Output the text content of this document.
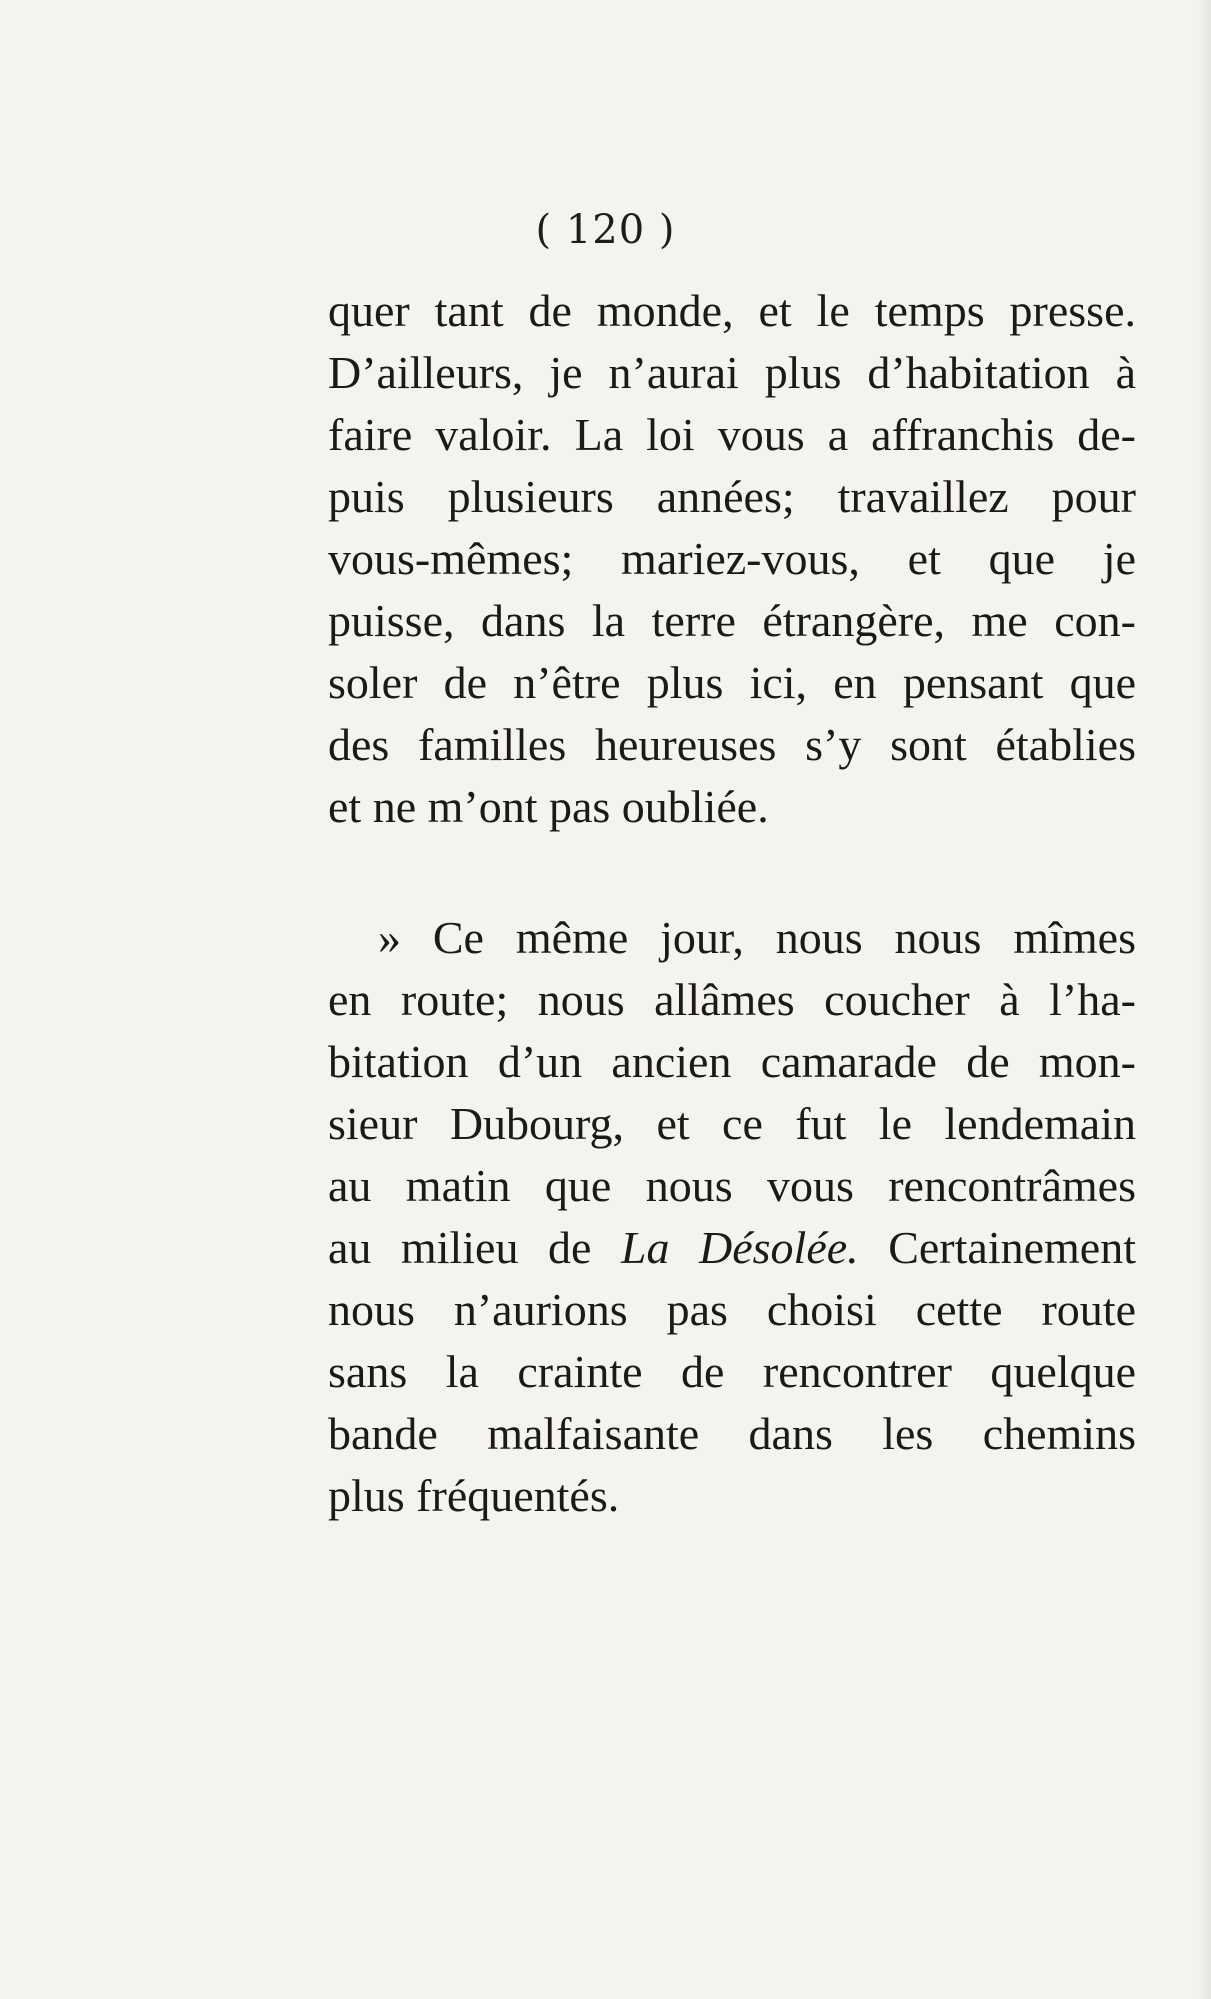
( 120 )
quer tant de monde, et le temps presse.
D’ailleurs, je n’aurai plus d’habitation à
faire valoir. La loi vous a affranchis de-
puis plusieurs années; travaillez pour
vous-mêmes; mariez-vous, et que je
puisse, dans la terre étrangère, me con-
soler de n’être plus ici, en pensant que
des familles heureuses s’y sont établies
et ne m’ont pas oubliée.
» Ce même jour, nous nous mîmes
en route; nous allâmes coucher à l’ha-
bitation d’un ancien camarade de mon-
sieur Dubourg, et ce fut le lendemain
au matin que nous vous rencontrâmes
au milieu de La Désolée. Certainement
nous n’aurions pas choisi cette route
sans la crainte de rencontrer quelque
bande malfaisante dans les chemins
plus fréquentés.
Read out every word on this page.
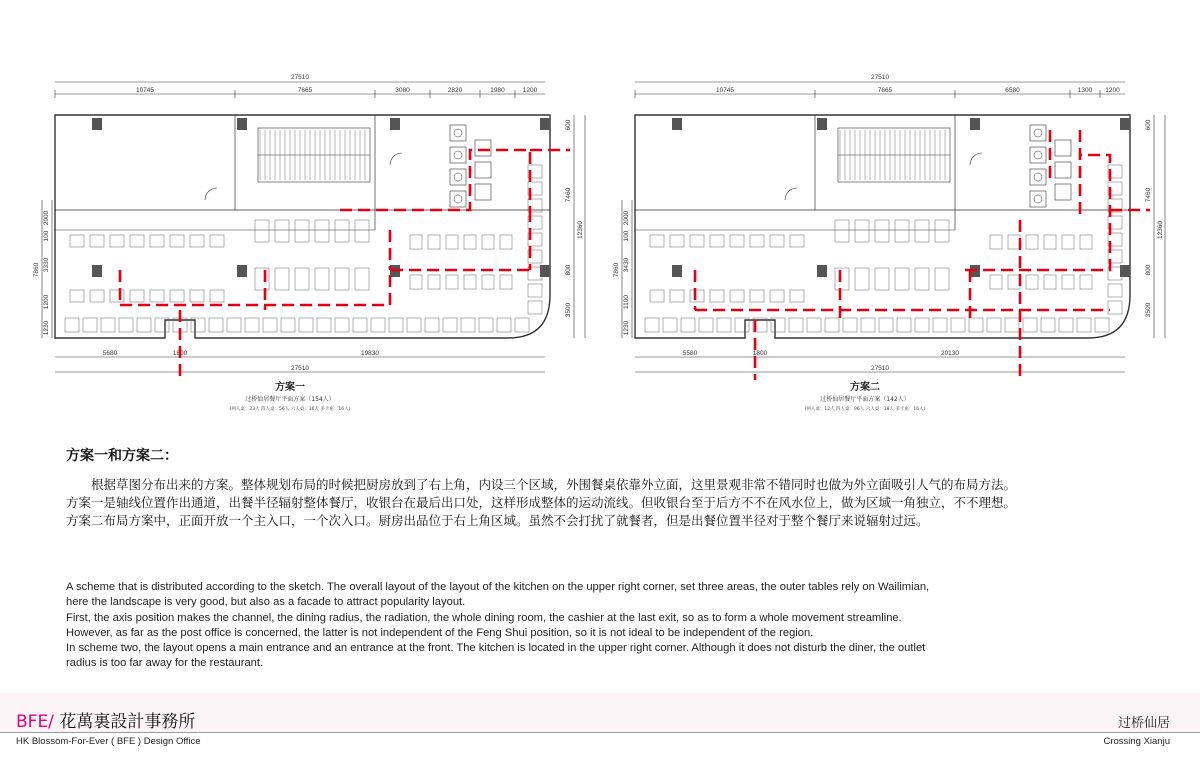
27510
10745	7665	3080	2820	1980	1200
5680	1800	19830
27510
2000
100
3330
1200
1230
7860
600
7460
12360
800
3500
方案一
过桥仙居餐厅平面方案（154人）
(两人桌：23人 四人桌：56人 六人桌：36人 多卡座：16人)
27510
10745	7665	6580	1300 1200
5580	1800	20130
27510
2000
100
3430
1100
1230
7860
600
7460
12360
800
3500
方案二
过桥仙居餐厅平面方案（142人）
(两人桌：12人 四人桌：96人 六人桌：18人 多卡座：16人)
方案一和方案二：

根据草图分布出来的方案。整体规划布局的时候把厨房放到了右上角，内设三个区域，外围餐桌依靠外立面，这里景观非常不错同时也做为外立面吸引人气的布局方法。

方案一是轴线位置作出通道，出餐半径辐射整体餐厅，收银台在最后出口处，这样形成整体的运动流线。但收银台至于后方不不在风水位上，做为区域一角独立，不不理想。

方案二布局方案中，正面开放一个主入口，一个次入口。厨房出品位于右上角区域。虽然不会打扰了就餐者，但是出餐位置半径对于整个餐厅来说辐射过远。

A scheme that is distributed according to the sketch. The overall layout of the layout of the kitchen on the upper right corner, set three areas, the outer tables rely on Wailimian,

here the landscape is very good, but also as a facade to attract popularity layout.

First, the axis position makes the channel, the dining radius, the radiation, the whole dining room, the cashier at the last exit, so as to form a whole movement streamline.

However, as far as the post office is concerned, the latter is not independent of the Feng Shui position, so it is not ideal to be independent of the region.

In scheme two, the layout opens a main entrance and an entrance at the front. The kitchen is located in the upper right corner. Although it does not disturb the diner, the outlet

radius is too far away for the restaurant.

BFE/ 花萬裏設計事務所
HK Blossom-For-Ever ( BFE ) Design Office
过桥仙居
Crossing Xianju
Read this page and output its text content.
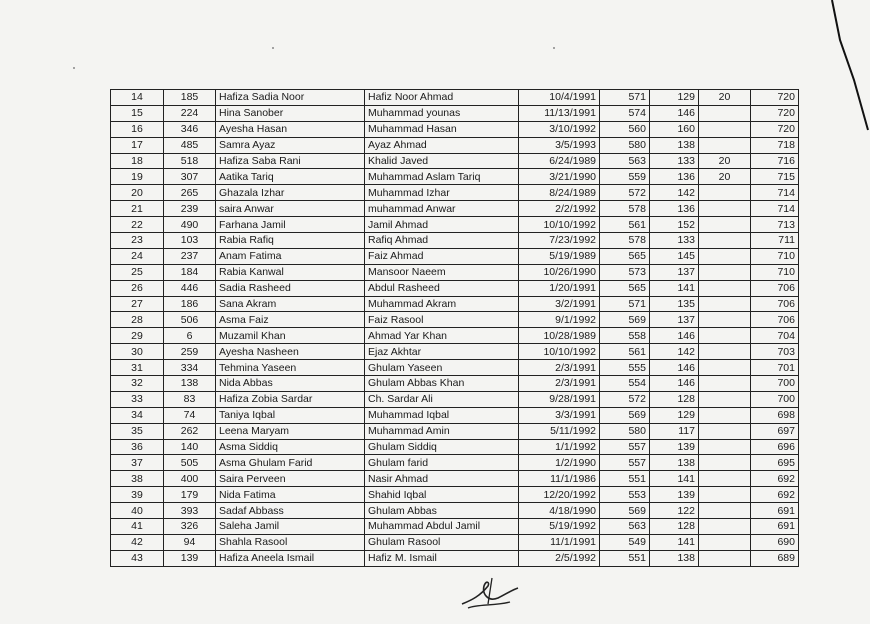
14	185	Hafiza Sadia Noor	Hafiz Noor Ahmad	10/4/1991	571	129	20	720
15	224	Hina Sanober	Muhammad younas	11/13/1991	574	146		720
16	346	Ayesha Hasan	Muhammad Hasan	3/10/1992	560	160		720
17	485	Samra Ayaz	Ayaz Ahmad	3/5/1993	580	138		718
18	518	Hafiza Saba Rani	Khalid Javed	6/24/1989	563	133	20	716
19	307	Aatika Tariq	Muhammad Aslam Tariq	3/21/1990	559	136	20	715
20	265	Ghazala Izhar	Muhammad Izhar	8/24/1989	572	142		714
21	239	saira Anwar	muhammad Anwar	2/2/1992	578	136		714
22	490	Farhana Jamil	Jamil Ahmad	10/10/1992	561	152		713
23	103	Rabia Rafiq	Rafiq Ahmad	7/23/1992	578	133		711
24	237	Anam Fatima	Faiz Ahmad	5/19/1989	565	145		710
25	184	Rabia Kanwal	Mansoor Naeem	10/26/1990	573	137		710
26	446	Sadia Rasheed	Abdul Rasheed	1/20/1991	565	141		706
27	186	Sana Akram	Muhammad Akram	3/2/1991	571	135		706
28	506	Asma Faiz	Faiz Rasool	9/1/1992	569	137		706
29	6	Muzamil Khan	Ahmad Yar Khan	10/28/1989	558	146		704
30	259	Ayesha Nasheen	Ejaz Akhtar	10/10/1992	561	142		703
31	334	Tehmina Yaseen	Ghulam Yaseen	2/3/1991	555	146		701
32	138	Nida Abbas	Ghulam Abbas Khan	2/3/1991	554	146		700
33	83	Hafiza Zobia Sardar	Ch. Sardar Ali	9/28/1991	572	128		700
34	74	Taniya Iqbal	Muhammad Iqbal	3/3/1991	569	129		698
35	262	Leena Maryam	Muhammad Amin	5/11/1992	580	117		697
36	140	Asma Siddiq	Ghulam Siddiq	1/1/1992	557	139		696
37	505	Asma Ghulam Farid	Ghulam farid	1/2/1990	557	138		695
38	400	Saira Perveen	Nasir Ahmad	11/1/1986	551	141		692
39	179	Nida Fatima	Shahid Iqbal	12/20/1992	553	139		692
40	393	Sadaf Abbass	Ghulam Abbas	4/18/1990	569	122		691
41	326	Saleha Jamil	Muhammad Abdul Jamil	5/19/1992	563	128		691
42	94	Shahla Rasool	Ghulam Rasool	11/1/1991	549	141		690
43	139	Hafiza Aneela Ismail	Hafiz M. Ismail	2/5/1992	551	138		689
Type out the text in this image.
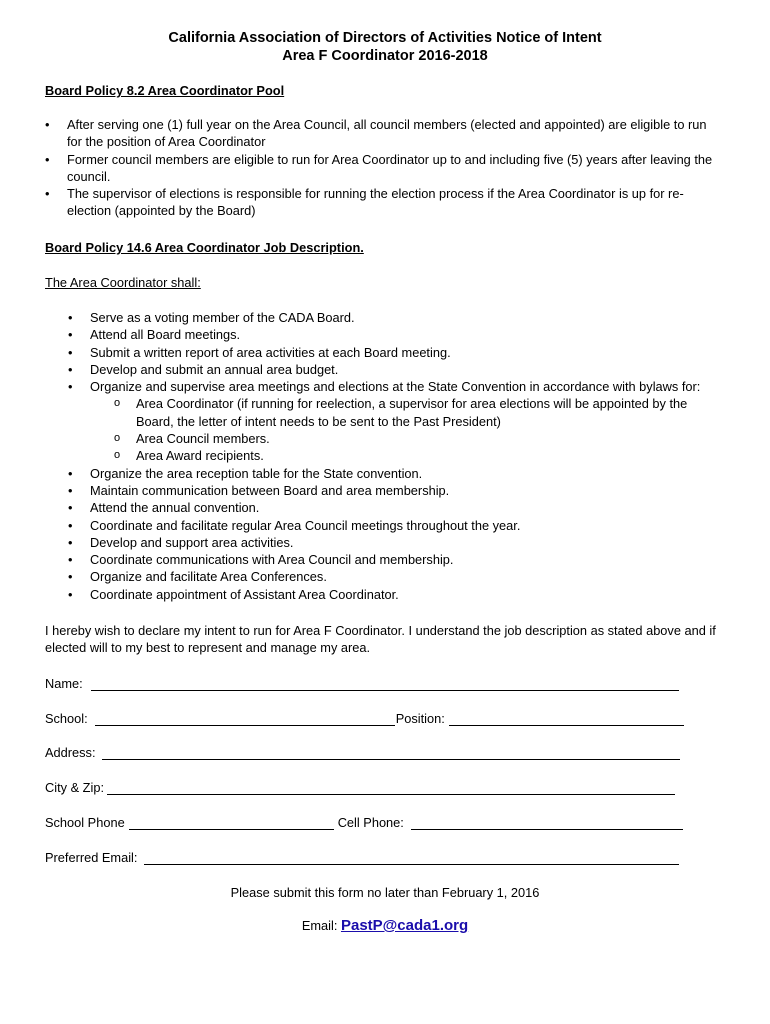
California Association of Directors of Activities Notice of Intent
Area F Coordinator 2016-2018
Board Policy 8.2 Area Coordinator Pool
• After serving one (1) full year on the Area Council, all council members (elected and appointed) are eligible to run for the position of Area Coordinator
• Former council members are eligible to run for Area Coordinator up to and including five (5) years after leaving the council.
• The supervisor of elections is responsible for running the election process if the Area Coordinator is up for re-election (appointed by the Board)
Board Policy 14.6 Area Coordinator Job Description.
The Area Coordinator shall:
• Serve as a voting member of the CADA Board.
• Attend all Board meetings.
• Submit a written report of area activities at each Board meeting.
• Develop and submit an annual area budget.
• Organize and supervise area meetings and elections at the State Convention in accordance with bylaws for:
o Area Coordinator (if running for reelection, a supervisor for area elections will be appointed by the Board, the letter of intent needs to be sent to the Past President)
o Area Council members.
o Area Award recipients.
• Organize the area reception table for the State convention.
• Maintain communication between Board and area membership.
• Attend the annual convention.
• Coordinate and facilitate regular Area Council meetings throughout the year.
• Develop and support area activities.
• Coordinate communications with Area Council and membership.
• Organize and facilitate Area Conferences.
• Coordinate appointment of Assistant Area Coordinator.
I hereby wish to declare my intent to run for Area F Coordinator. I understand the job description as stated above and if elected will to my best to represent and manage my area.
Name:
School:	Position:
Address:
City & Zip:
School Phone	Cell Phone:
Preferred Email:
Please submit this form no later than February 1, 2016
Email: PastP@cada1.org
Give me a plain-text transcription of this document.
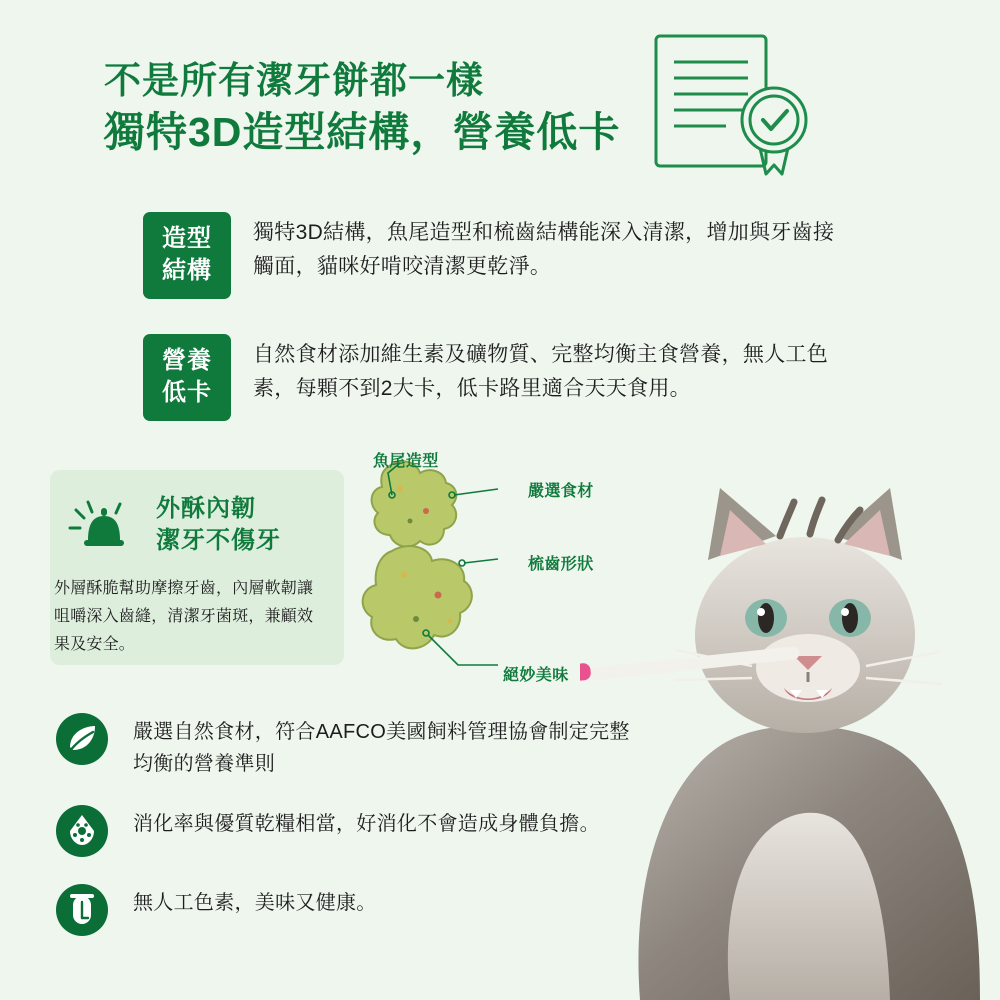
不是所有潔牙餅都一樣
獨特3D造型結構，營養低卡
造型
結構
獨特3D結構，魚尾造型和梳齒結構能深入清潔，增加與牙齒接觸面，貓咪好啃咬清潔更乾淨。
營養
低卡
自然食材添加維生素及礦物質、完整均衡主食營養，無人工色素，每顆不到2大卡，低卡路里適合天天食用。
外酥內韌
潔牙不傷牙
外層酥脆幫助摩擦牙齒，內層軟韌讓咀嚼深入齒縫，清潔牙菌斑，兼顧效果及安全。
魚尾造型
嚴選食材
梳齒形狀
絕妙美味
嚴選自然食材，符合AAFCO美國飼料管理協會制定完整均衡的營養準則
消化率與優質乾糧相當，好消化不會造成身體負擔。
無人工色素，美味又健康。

=======

• _What you should do_:
From the data, collect all lines where the string "dans" appears.

• _Answer to the task_:
puisse, dans la terre étrangère, me con-
bande malfaisante dans les chemins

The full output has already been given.